▸ Request
Repeat the listing that follows, character for character, minus the pictures.

-- -- --

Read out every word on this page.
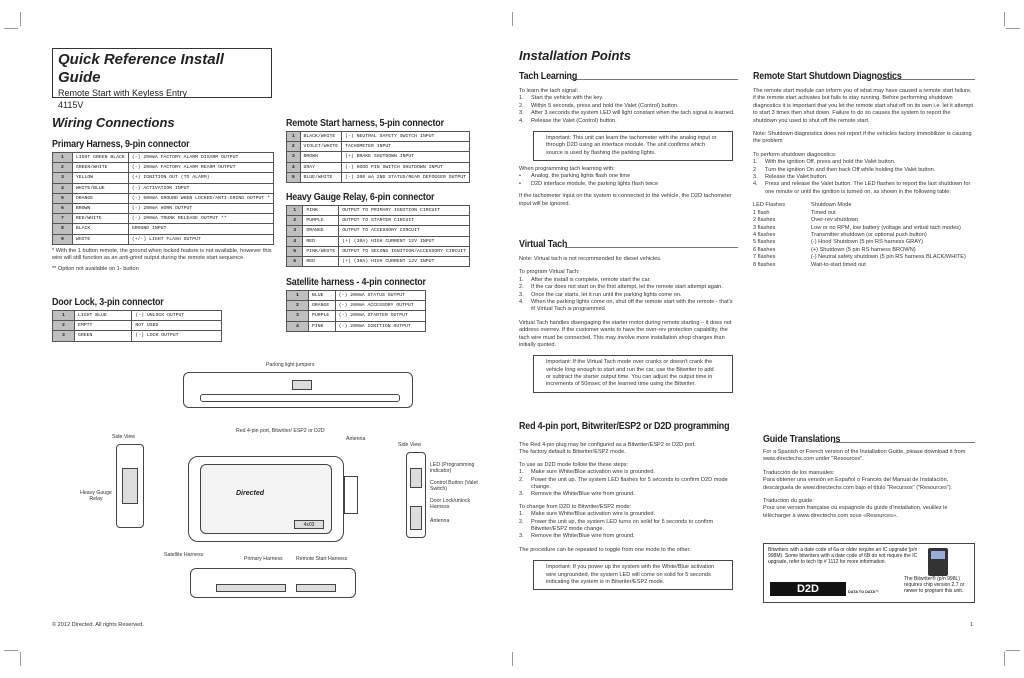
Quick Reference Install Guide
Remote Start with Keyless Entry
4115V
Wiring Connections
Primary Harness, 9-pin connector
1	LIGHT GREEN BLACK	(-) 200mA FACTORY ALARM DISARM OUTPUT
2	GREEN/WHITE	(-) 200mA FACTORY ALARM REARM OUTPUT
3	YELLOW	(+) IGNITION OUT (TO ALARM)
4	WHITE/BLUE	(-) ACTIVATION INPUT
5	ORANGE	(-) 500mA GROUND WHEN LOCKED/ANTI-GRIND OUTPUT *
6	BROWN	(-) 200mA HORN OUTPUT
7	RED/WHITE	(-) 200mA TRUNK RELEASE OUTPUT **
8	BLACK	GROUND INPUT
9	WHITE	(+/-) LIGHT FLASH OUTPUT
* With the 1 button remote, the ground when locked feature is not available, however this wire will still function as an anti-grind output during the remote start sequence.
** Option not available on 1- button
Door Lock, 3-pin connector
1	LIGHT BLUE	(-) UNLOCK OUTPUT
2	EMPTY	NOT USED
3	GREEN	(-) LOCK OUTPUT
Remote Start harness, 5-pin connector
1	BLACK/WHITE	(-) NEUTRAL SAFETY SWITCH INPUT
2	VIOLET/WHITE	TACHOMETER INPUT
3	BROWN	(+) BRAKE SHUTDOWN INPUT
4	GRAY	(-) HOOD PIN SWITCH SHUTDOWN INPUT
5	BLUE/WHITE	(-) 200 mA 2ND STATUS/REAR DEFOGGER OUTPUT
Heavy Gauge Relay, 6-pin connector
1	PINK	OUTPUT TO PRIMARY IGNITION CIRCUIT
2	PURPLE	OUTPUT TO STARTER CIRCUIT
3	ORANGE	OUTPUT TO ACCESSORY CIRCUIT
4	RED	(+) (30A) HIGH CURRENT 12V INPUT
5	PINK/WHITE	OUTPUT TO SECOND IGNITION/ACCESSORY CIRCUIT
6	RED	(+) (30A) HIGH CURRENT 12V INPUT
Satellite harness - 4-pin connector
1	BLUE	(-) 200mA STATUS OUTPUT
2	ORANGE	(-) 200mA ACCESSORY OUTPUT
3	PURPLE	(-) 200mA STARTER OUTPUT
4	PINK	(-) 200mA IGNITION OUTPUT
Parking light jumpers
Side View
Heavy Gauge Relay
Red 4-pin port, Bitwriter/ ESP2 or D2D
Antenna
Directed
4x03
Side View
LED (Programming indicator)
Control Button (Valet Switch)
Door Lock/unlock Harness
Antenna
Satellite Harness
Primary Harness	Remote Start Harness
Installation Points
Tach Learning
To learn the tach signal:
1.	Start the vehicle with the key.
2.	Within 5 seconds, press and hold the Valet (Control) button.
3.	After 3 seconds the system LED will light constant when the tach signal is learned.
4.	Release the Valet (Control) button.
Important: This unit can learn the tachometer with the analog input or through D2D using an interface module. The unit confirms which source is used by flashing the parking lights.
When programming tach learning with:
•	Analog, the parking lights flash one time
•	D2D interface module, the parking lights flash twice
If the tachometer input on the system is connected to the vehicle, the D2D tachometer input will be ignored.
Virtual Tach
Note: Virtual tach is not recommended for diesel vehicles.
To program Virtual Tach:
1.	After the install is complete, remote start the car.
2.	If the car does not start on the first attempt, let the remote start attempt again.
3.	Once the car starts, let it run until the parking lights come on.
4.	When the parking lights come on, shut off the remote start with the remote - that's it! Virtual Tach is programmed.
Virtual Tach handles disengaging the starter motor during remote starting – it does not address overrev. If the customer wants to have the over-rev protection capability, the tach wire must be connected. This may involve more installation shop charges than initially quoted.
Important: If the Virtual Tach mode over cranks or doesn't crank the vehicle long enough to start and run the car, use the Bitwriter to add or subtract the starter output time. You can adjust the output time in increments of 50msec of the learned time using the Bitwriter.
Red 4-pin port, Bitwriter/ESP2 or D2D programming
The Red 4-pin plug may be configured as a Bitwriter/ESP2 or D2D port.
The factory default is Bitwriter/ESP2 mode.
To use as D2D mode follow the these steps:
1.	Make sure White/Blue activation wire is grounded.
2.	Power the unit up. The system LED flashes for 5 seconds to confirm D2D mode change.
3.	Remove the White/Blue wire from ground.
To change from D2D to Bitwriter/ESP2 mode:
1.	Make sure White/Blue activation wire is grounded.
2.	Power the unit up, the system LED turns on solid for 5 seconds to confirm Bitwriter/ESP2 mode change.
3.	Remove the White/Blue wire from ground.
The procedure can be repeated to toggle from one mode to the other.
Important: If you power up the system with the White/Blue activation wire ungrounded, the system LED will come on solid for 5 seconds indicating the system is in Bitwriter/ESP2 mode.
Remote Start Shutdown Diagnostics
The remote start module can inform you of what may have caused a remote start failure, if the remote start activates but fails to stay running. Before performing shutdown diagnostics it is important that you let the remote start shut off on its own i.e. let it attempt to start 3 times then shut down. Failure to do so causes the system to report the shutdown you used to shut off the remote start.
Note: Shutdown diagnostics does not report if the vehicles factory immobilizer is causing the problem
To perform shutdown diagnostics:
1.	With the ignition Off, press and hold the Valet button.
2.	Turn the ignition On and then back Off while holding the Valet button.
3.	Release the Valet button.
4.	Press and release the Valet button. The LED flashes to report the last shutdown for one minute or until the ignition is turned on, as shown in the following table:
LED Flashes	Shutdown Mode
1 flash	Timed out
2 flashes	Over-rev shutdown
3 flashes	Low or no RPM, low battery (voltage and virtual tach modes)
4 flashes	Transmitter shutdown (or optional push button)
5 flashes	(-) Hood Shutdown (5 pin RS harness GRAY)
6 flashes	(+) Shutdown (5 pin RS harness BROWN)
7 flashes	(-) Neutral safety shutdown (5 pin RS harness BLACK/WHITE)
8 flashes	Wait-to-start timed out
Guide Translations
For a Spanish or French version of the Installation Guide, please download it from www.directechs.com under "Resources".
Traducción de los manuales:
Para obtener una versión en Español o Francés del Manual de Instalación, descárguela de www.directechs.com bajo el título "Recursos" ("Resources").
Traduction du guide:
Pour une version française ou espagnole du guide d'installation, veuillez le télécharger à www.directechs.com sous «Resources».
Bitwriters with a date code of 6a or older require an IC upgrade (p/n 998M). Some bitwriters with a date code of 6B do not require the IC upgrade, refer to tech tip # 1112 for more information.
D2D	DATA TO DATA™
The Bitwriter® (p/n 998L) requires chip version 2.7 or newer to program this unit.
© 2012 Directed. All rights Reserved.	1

-- -- --

▸ Response
Read out every word on this page.
Quick Reference Install Guide
Remote Start with Keyless Entry
4115V
Wiring Connections
Primary Harness, 9-pin connector
1	LIGHT GREEN BLACK	(-) 200mA FACTORY ALARM DISARM OUTPUT
2	GREEN/WHITE	(-) 200mA FACTORY ALARM REARM OUTPUT
3	YELLOW	(+) IGNITION OUT (TO ALARM)
4	WHITE/BLUE	(-) ACTIVATION INPUT
5	ORANGE	(-) 500mA GROUND WHEN LOCKED/ANTI-GRIND OUTPUT *
6	BROWN	(-) 200mA HORN OUTPUT
7	RED/WHITE	(-) 200mA TRUNK RELEASE OUTPUT **
8	BLACK	GROUND INPUT
9	WHITE	(+/-) LIGHT FLASH OUTPUT
* With the 1 button remote, the ground when locked feature is not available, however this wire will still function as an anti-grind output during the remote start sequence.
** Option not available on 1- button
Door Lock, 3-pin connector
1	LIGHT BLUE	(-) UNLOCK OUTPUT
2	EMPTY	NOT USED
3	GREEN	(-) LOCK OUTPUT
Remote Start harness, 5-pin connector
1	BLACK/WHITE	(-) NEUTRAL SAFETY SWITCH INPUT
2	VIOLET/WHITE	TACHOMETER INPUT
3	BROWN	(+) BRAKE SHUTDOWN INPUT
4	GRAY	(-) HOOD PIN SWITCH SHUTDOWN INPUT
5	BLUE/WHITE	(-) 200 mA 2ND STATUS/REAR DEFOGGER OUTPUT
Heavy Gauge Relay, 6-pin connector
1	PINK	OUTPUT TO PRIMARY IGNITION CIRCUIT
2	PURPLE	OUTPUT TO STARTER CIRCUIT
3	ORANGE	OUTPUT TO ACCESSORY CIRCUIT
4	RED	(+) (30A) HIGH CURRENT 12V INPUT
5	PINK/WHITE	OUTPUT TO SECOND IGNITION/ACCESSORY CIRCUIT
6	RED	(+) (30A) HIGH CURRENT 12V INPUT
Satellite harness - 4-pin connector
1	BLUE	(-) 200mA STATUS OUTPUT
2	ORANGE	(-) 200mA ACCESSORY OUTPUT
3	PURPLE	(-) 200mA STARTER OUTPUT
4	PINK	(-) 200mA IGNITION OUTPUT
Parking light jumpers
Side View
Heavy Gauge Relay
Red 4-pin port, Bitwriter/ ESP2 or D2D
Antenna
Directed
4x03
Side View
LED (Programming indicator)
Control Button (Valet Switch)
Door Lock/unlock Harness
Antenna
Satellite Harness
Primary Harness	Remote Start Harness
Installation Points
Tach Learning
To learn the tach signal:
1.	Start the vehicle with the key.
2.	Within 5 seconds, press and hold the Valet (Control) button.
3.	After 3 seconds the system LED will light constant when the tach signal is learned.
4.	Release the Valet (Control) button.
Important: This unit can learn the tachometer with the analog input or through D2D using an interface module. The unit confirms which source is used by flashing the parking lights.
When programming tach learning with:
•	Analog, the parking lights flash one time
•	D2D interface module, the parking lights flash twice
If the tachometer input on the system is connected to the vehicle, the D2D tachometer input will be ignored.
Virtual Tach
Note: Virtual tach is not recommended for diesel vehicles.
To program Virtual Tach:
1.	After the install is complete, remote start the car.
2.	If the car does not start on the first attempt, let the remote start attempt again.
3.	Once the car starts, let it run until the parking lights come on.
4.	When the parking lights come on, shut off the remote start with the remote - that's it! Virtual Tach is programmed.
Virtual Tach handles disengaging the starter motor during remote starting – it does not address overrev. If the customer wants to have the over-rev protection capability, the tach wire must be connected. This may involve more installation shop charges than initially quoted.
Important: If the Virtual Tach mode over cranks or doesn't crank the vehicle long enough to start and run the car, use the Bitwriter to add or subtract the starter output time. You can adjust the output time in increments of 50msec of the learned time using the Bitwriter.
Red 4-pin port, Bitwriter/ESP2 or D2D programming
The Red 4-pin plug may be configured as a Bitwriter/ESP2 or D2D port.
The factory default is Bitwriter/ESP2 mode.
To use as D2D mode follow the these steps:
1.	Make sure White/Blue activation wire is grounded.
2.	Power the unit up. The system LED flashes for 5 seconds to confirm D2D mode change.
3.	Remove the White/Blue wire from ground.
To change from D2D to Bitwriter/ESP2 mode:
1.	Make sure White/Blue activation wire is grounded.
2.	Power the unit up, the system LED turns on solid for 5 seconds to confirm Bitwriter/ESP2 mode change.
3.	Remove the White/Blue wire from ground.
The procedure can be repeated to toggle from one mode to the other.
Important: If you power up the system with the White/Blue activation wire ungrounded, the system LED will come on solid for 5 seconds indicating the system is in Bitwriter/ESP2 mode.
Remote Start Shutdown Diagnostics
The remote start module can inform you of what may have caused a remote start failure, if the remote start activates but fails to stay running. Before performing shutdown diagnostics it is important that you let the remote start shut off on its own i.e. let it attempt to start 3 times then shut down. Failure to do so causes the system to report the shutdown you used to shut off the remote start.
Note: Shutdown diagnostics does not report if the vehicles factory immobilizer is causing the problem
To perform shutdown diagnostics:
1.	With the ignition Off, press and hold the Valet button.
2.	Turn the ignition On and then back Off while holding the Valet button.
3.	Release the Valet button.
4.	Press and release the Valet button. The LED flashes to report the last shutdown for one minute or until the ignition is turned on, as shown in the following table:
LED Flashes	Shutdown Mode
1 flash	Timed out
2 flashes	Over-rev shutdown
3 flashes	Low or no RPM, low battery (voltage and virtual tach modes)
4 flashes	Transmitter shutdown (or optional push button)
5 flashes	(-) Hood Shutdown (5 pin RS harness GRAY)
6 flashes	(+) Shutdown (5 pin RS harness BROWN)
7 flashes	(-) Neutral safety shutdown (5 pin RS harness BLACK/WHITE)
8 flashes	Wait-to-start timed out
Guide Translations
For a Spanish or French version of the Installation Guide, please download it from www.directechs.com under "Resources".
Traducción de los manuales:
Para obtener una versión en Español o Francés del Manual de Instalación, descárguela de www.directechs.com bajo el título "Recursos" ("Resources").
Traduction du guide:
Pour une version française ou espagnole du guide d'installation, veuillez le télécharger à www.directechs.com sous «Resources».
Bitwriters with a date code of 6a or older require an IC upgrade (p/n 998M). Some bitwriters with a date code of 6B do not require the IC upgrade, refer to tech tip # 1112 for more information.
D2D	DATA TO DATA™
The Bitwriter® (p/n 998L) requires chip version 2.7 or newer to program this unit.
© 2012 Directed. All rights Reserved.	1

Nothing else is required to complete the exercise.